Records for this task
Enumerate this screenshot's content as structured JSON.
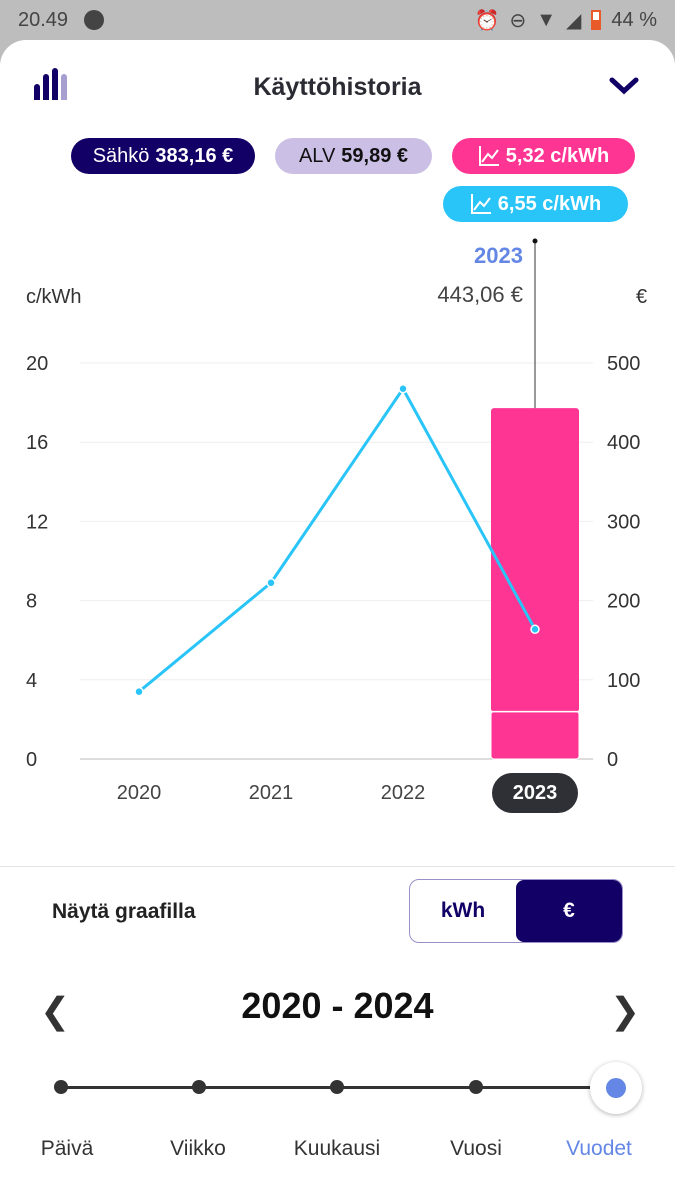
{
  "status_bar": {
    "time": "20.49",
    "battery": "44 %"
  },
  "header": {
    "title": "Käyttöhistoria"
  },
  "badges": {
    "electricity": {
      "label": "Sähkö",
      "value": "383,16 €"
    },
    "vat": {
      "label": "ALV",
      "value": "59,89 €"
    },
    "price_pink": "5,32 c/kWh",
    "price_blue": "6,55 c/kWh"
  },
  "colors": {
    "navy": "#120066",
    "lavender": "#cbbfe6",
    "pink": "#ff3593",
    "cyan": "#29c4f8",
    "accent": "#6487e6"
  },
  "chart_data": {
    "type": "bar+line",
    "categories": [
      "2020",
      "2021",
      "2022",
      "2023"
    ],
    "left_axis": {
      "label": "c/kWh",
      "ylim": [
        0,
        20
      ],
      "ticks": [
        "0",
        "4",
        "8",
        "12",
        "16",
        "20"
      ]
    },
    "right_axis": {
      "label": "€",
      "ylim": [
        0,
        500
      ],
      "ticks": [
        "0",
        "100",
        "200",
        "300",
        "400",
        "500"
      ]
    },
    "line_series": {
      "axis": "left",
      "values": [
        3.4,
        8.9,
        18.7,
        6.55
      ]
    },
    "bar_series": [
      {
        "axis": "right",
        "stack": [
          {
            "part": "ALV",
            "value": 59.89
          },
          {
            "part": "Sähkö",
            "value": 383.16
          }
        ],
        "category": "2023"
      }
    ],
    "tooltip": {
      "year": "2023",
      "total": "443,06 €"
    },
    "selected": "2023",
    "grid": true
  },
  "controls": {
    "show_label": "Näytä graafilla",
    "toggle": [
      "kWh",
      "€"
    ],
    "toggle_selected": "€",
    "range": "2020 - 2024",
    "periods": [
      "Päivä",
      "Viikko",
      "Kuukausi",
      "Vuosi",
      "Vuodet"
    ],
    "period_selected": "Vuodet"
  }
}
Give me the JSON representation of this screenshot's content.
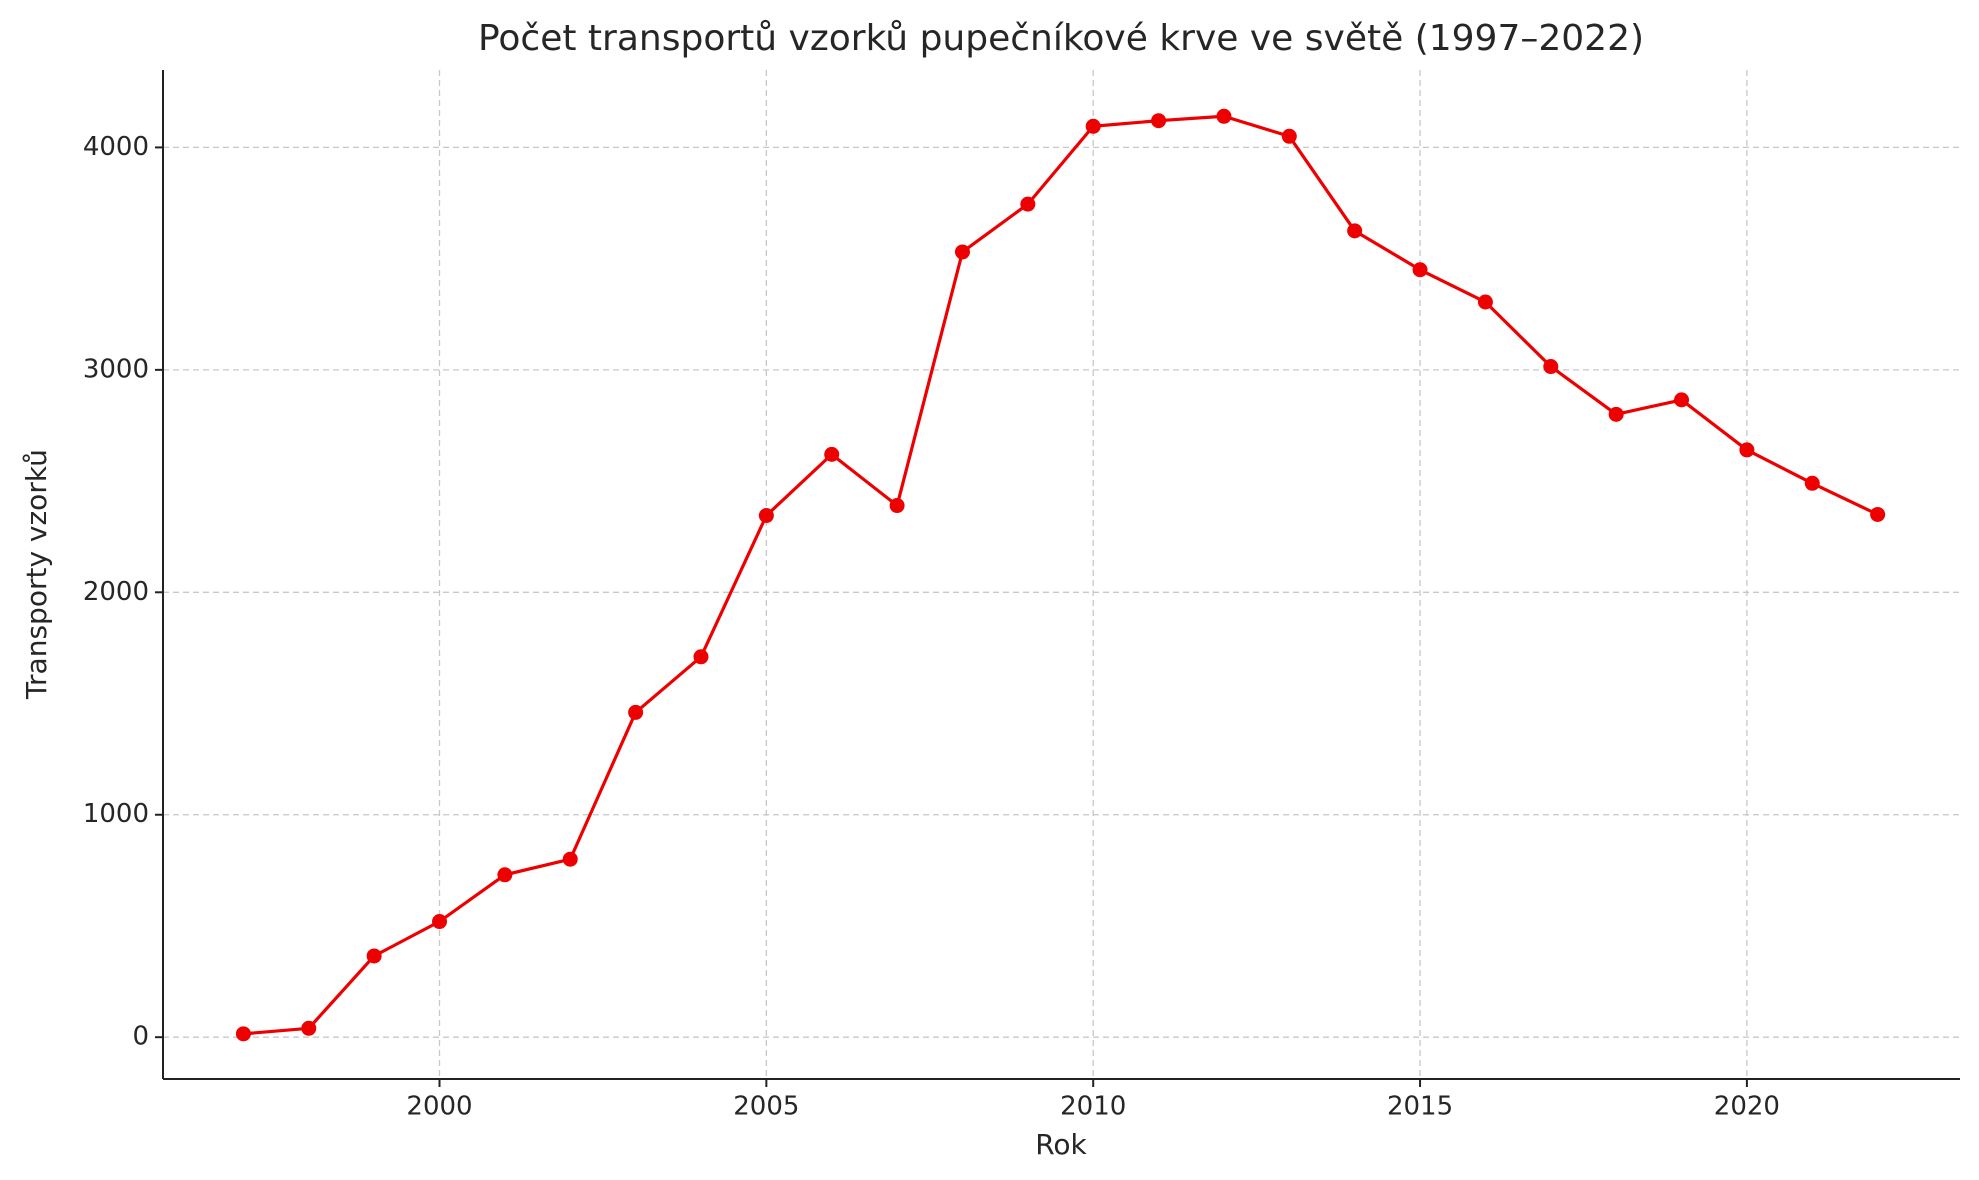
{
  "chart_data": {
    "type": "line",
    "title": "Počet transportů vzorků pupečníkové krve ve světě (1997–2022)",
    "x_label": "Rok",
    "y_label": "Transporty vzorků",
    "x": [
      1997,
      1998,
      1999,
      2000,
      2001,
      2002,
      2003,
      2004,
      2005,
      2006,
      2007,
      2008,
      2009,
      2010,
      2011,
      2012,
      2013,
      2014,
      2015,
      2016,
      2017,
      2018,
      2019,
      2020,
      2021,
      2022
    ],
    "series": [
      {
        "color": "#ee0000",
        "values": [
          15,
          40,
          365,
          520,
          730,
          800,
          1460,
          1710,
          2345,
          2620,
          2390,
          3530,
          3745,
          4095,
          4120,
          4140,
          4050,
          3625,
          3450,
          3305,
          3015,
          2800,
          2865,
          2640,
          2490,
          2350
        ]
      }
    ],
    "xlim": [
      1995.77,
      2023.26
    ],
    "xticks": [
      2000,
      2005,
      2010,
      2015,
      2020
    ],
    "ylim": [
      -188,
      4348
    ],
    "yticks": [
      0,
      1000,
      2000,
      3000,
      4000
    ],
    "grid": true
  }
}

Set task
Report how many lines in this data include the string "screenshot", and nothing else.

Result for this task
2